Scan the data below and pick out the lines containing the word "是一元二次方程".

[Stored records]
↓

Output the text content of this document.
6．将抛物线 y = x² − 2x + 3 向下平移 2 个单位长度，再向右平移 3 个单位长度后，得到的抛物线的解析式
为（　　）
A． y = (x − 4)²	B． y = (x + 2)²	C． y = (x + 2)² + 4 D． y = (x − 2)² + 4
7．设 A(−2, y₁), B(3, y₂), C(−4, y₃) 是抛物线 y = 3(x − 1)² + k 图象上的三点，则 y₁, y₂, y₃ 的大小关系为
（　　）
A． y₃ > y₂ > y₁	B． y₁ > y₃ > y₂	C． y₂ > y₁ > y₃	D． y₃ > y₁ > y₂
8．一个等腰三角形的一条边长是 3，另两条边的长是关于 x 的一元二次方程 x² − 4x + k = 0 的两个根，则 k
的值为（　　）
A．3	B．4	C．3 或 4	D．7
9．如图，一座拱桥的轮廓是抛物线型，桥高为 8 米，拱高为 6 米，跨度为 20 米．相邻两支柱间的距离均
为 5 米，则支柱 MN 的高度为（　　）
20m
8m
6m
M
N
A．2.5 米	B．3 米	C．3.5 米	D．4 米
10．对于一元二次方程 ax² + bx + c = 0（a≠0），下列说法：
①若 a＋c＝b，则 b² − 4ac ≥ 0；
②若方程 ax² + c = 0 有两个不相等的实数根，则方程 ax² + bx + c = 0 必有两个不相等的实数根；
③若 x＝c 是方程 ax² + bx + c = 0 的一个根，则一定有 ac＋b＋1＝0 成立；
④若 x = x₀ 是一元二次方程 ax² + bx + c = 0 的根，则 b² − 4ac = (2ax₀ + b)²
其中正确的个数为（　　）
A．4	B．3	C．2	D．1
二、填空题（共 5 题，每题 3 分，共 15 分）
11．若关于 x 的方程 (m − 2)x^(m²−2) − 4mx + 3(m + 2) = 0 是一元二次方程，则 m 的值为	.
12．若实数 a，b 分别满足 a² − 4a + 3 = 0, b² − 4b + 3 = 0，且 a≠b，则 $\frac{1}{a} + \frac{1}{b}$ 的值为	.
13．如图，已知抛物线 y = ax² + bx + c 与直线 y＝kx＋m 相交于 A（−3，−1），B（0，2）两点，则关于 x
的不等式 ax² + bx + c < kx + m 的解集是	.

↑

- [The completed task]
④若 x = x₀ 是一元二次方程 ax² + bx + c = 0 的根，则 b² − 4ac = (2ax₀ + b)²
11．若关于 x 的方程 (m − 2)x^(m²−2) − 4mx + 3(m + 2) = 0 是一元二次方程，则 m 的值为	.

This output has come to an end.